Start of Dataset content
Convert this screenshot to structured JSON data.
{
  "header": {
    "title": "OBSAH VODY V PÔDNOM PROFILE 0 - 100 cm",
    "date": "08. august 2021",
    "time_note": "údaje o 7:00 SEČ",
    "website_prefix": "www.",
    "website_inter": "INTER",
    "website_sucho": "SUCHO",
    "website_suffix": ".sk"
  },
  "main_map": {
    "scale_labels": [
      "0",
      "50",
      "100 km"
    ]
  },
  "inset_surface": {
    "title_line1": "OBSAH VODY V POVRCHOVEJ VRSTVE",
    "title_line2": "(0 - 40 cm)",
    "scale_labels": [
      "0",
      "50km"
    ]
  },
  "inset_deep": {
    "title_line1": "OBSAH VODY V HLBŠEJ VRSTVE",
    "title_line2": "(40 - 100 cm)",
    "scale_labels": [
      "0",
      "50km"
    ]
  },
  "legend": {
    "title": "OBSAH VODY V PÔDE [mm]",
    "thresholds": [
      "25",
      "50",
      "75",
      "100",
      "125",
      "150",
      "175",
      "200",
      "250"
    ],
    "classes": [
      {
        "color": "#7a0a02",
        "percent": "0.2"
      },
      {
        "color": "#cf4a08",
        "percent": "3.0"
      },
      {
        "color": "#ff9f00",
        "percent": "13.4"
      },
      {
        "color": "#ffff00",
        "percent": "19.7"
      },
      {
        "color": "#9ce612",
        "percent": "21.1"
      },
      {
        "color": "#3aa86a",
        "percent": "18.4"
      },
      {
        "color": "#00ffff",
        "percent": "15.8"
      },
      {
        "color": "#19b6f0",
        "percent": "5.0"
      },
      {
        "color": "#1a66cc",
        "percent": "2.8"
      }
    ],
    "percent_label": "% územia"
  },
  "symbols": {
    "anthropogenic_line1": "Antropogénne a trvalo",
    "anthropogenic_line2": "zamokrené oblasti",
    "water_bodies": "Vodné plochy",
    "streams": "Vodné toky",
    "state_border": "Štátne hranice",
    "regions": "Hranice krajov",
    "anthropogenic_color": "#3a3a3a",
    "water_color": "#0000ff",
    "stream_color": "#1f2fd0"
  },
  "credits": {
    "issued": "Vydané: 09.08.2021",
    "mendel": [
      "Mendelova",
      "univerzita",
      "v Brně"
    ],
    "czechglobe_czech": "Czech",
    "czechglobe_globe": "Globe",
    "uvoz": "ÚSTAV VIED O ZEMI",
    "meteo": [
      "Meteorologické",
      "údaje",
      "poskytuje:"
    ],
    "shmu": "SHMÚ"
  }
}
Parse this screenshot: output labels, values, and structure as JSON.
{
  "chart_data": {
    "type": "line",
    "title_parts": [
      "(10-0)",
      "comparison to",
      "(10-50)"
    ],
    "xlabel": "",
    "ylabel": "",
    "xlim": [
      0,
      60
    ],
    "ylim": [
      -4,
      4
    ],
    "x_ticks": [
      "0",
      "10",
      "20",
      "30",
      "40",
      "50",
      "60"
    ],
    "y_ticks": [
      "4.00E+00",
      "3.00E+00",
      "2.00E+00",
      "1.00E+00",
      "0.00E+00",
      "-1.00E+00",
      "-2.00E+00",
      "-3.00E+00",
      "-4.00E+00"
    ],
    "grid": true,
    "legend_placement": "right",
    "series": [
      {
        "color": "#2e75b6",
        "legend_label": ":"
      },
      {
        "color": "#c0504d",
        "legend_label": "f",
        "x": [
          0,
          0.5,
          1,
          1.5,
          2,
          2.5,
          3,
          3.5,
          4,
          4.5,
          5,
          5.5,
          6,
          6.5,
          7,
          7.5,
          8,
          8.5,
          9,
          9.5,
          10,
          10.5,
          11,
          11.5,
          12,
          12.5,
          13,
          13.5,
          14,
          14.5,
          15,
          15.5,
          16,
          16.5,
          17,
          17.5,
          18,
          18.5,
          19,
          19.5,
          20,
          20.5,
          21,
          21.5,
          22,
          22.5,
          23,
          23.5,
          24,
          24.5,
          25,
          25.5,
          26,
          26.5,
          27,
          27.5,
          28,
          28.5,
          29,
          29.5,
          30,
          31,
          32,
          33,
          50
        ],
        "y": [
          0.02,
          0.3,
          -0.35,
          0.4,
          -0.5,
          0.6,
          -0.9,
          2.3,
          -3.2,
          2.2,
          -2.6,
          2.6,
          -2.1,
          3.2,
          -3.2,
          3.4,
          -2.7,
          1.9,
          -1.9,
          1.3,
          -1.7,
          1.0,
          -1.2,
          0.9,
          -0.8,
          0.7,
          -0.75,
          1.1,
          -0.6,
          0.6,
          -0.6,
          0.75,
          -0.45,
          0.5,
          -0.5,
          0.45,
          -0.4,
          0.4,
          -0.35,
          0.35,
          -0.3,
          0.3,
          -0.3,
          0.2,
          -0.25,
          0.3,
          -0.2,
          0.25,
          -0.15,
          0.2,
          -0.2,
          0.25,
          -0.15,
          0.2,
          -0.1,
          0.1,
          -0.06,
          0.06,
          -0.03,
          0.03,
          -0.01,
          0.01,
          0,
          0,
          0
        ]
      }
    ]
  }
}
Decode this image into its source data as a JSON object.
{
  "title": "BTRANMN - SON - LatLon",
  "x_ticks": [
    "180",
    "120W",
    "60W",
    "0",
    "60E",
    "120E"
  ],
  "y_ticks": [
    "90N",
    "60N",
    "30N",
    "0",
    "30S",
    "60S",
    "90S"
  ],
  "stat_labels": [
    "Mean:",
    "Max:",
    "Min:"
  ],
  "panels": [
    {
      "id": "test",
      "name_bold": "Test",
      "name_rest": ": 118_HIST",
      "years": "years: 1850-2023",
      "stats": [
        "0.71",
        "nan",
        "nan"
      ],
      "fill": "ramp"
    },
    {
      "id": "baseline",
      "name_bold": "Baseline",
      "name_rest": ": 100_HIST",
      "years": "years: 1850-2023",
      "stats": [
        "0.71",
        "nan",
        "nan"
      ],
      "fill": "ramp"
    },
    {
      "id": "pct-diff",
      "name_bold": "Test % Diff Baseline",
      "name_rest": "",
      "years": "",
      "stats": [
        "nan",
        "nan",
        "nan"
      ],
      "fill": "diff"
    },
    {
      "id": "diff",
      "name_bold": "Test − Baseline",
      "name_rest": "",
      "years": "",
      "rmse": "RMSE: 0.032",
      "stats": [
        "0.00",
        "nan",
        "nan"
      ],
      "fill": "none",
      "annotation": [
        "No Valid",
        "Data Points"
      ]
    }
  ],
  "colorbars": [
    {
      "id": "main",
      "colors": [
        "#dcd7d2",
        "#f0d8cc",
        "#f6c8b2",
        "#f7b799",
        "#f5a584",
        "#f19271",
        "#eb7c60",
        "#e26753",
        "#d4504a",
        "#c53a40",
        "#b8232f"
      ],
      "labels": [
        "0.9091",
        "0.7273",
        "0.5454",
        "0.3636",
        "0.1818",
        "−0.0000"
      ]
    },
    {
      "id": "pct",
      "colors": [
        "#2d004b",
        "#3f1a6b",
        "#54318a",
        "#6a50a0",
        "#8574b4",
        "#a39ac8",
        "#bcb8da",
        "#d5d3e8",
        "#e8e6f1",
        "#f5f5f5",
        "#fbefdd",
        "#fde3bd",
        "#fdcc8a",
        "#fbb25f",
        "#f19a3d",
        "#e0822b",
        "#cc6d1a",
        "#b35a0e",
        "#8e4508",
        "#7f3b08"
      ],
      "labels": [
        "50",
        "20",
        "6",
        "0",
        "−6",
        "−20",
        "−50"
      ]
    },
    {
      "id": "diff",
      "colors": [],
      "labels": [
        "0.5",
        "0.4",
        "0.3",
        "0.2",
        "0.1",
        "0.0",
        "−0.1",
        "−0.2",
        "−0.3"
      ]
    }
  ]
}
End of Dataset content
§ **What you should do**
Reproduce the records above exactly.

§ **Answer to the task**
Convert this screenshot to structured JSON data.
{
  "header": {
    "title": "OBSAH VODY V PÔDNOM PROFILE 0 - 100 cm",
    "date": "08. august 2021",
    "time_note": "údaje o 7:00 SEČ",
    "website_prefix": "www.",
    "website_inter": "INTER",
    "website_sucho": "SUCHO",
    "website_suffix": ".sk"
  },
  "main_map": {
    "scale_labels": [
      "0",
      "50",
      "100 km"
    ]
  },
  "inset_surface": {
    "title_line1": "OBSAH VODY V POVRCHOVEJ VRSTVE",
    "title_line2": "(0 - 40 cm)",
    "scale_labels": [
      "0",
      "50km"
    ]
  },
  "inset_deep": {
    "title_line1": "OBSAH VODY V HLBŠEJ VRSTVE",
    "title_line2": "(40 - 100 cm)",
    "scale_labels": [
      "0",
      "50km"
    ]
  },
  "legend": {
    "title": "OBSAH VODY V PÔDE [mm]",
    "thresholds": [
      "25",
      "50",
      "75",
      "100",
      "125",
      "150",
      "175",
      "200",
      "250"
    ],
    "classes": [
      {
        "color": "#7a0a02",
        "percent": "0.2"
      },
      {
        "color": "#cf4a08",
        "percent": "3.0"
      },
      {
        "color": "#ff9f00",
        "percent": "13.4"
      },
      {
        "color": "#ffff00",
        "percent": "19.7"
      },
      {
        "color": "#9ce612",
        "percent": "21.1"
      },
      {
        "color": "#3aa86a",
        "percent": "18.4"
      },
      {
        "color": "#00ffff",
        "percent": "15.8"
      },
      {
        "color": "#19b6f0",
        "percent": "5.0"
      },
      {
        "color": "#1a66cc",
        "percent": "2.8"
      }
    ],
    "percent_label": "% územia"
  },
  "symbols": {
    "anthropogenic_line1": "Antropogénne a trvalo",
    "anthropogenic_line2": "zamokrené oblasti",
    "water_bodies": "Vodné plochy",
    "streams": "Vodné toky",
    "state_border": "Štátne hranice",
    "regions": "Hranice krajov",
    "anthropogenic_color": "#3a3a3a",
    "water_color": "#0000ff",
    "stream_color": "#1f2fd0"
  },
  "credits": {
    "issued": "Vydané: 09.08.2021",
    "mendel": [
      "Mendelova",
      "univerzita",
      "v Brně"
    ],
    "czechglobe_czech": "Czech",
    "czechglobe_globe": "Globe",
    "uvoz": "ÚSTAV VIED O ZEMI",
    "meteo": [
      "Meteorologické",
      "údaje",
      "poskytuje:"
    ],
    "shmu": "SHMÚ"
  }
}
Parse this screenshot: output labels, values, and structure as JSON.
{
  "chart_data": {
    "type": "line",
    "title_parts": [
      "(10-0)",
      "comparison to",
      "(10-50)"
    ],
    "xlabel": "",
    "ylabel": "",
    "xlim": [
      0,
      60
    ],
    "ylim": [
      -4,
      4
    ],
    "x_ticks": [
      "0",
      "10",
      "20",
      "30",
      "40",
      "50",
      "60"
    ],
    "y_ticks": [
      "4.00E+00",
      "3.00E+00",
      "2.00E+00",
      "1.00E+00",
      "0.00E+00",
      "-1.00E+00",
      "-2.00E+00",
      "-3.00E+00",
      "-4.00E+00"
    ],
    "grid": true,
    "legend_placement": "right",
    "series": [
      {
        "color": "#2e75b6",
        "legend_label": ":"
      },
      {
        "color": "#c0504d",
        "legend_label": "f",
        "x": [
          0,
          0.5,
          1,
          1.5,
          2,
          2.5,
          3,
          3.5,
          4,
          4.5,
          5,
          5.5,
          6,
          6.5,
          7,
          7.5,
          8,
          8.5,
          9,
          9.5,
          10,
          10.5,
          11,
          11.5,
          12,
          12.5,
          13,
          13.5,
          14,
          14.5,
          15,
          15.5,
          16,
          16.5,
          17,
          17.5,
          18,
          18.5,
          19,
          19.5,
          20,
          20.5,
          21,
          21.5,
          22,
          22.5,
          23,
          23.5,
          24,
          24.5,
          25,
          25.5,
          26,
          26.5,
          27,
          27.5,
          28,
          28.5,
          29,
          29.5,
          30,
          31,
          32,
          33,
          50
        ],
        "y": [
          0.02,
          0.3,
          -0.35,
          0.4,
          -0.5,
          0.6,
          -0.9,
          2.3,
          -3.2,
          2.2,
          -2.6,
          2.6,
          -2.1,
          3.2,
          -3.2,
          3.4,
          -2.7,
          1.9,
          -1.9,
          1.3,
          -1.7,
          1.0,
          -1.2,
          0.9,
          -0.8,
          0.7,
          -0.75,
          1.1,
          -0.6,
          0.6,
          -0.6,
          0.75,
          -0.45,
          0.5,
          -0.5,
          0.45,
          -0.4,
          0.4,
          -0.35,
          0.35,
          -0.3,
          0.3,
          -0.3,
          0.2,
          -0.25,
          0.3,
          -0.2,
          0.25,
          -0.15,
          0.2,
          -0.2,
          0.25,
          -0.15,
          0.2,
          -0.1,
          0.1,
          -0.06,
          0.06,
          -0.03,
          0.03,
          -0.01,
          0.01,
          0,
          0,
          0
        ]
      }
    ]
  }
}
Decode this image into its source data as a JSON object.
{
  "title": "BTRANMN - SON - LatLon",
  "x_ticks": [
    "180",
    "120W",
    "60W",
    "0",
    "60E",
    "120E"
  ],
  "y_ticks": [
    "90N",
    "60N",
    "30N",
    "0",
    "30S",
    "60S",
    "90S"
  ],
  "stat_labels": [
    "Mean:",
    "Max:",
    "Min:"
  ],
  "panels": [
    {
      "id": "test",
      "name_bold": "Test",
      "name_rest": ": 118_HIST",
      "years": "years: 1850-2023",
      "stats": [
        "0.71",
        "nan",
        "nan"
      ],
      "fill": "ramp"
    },
    {
      "id": "baseline",
      "name_bold": "Baseline",
      "name_rest": ": 100_HIST",
      "years": "years: 1850-2023",
      "stats": [
        "0.71",
        "nan",
        "nan"
      ],
      "fill": "ramp"
    },
    {
      "id": "pct-diff",
      "name_bold": "Test % Diff Baseline",
      "name_rest": "",
      "years": "",
      "stats": [
        "nan",
        "nan",
        "nan"
      ],
      "fill": "diff"
    },
    {
      "id": "diff",
      "name_bold": "Test − Baseline",
      "name_rest": "",
      "years": "",
      "rmse": "RMSE: 0.032",
      "stats": [
        "0.00",
        "nan",
        "nan"
      ],
      "fill": "none",
      "annotation": [
        "No Valid",
        "Data Points"
      ]
    }
  ],
  "colorbars": [
    {
      "id": "main",
      "colors": [
        "#dcd7d2",
        "#f0d8cc",
        "#f6c8b2",
        "#f7b799",
        "#f5a584",
        "#f19271",
        "#eb7c60",
        "#e26753",
        "#d4504a",
        "#c53a40",
        "#b8232f"
      ],
      "labels": [
        "0.9091",
        "0.7273",
        "0.5454",
        "0.3636",
        "0.1818",
        "−0.0000"
      ]
    },
    {
      "id": "pct",
      "colors": [
        "#2d004b",
        "#3f1a6b",
        "#54318a",
        "#6a50a0",
        "#8574b4",
        "#a39ac8",
        "#bcb8da",
        "#d5d3e8",
        "#e8e6f1",
        "#f5f5f5",
        "#fbefdd",
        "#fde3bd",
        "#fdcc8a",
        "#fbb25f",
        "#f19a3d",
        "#e0822b",
        "#cc6d1a",
        "#b35a0e",
        "#8e4508",
        "#7f3b08"
      ],
      "labels": [
        "50",
        "20",
        "6",
        "0",
        "−6",
        "−20",
        "−50"
      ]
    },
    {
      "id": "diff",
      "colors": [],
      "labels": [
        "0.5",
        "0.4",
        "0.3",
        "0.2",
        "0.1",
        "0.0",
        "−0.1",
        "−0.2",
        "−0.3"
      ]
    }
  ]
}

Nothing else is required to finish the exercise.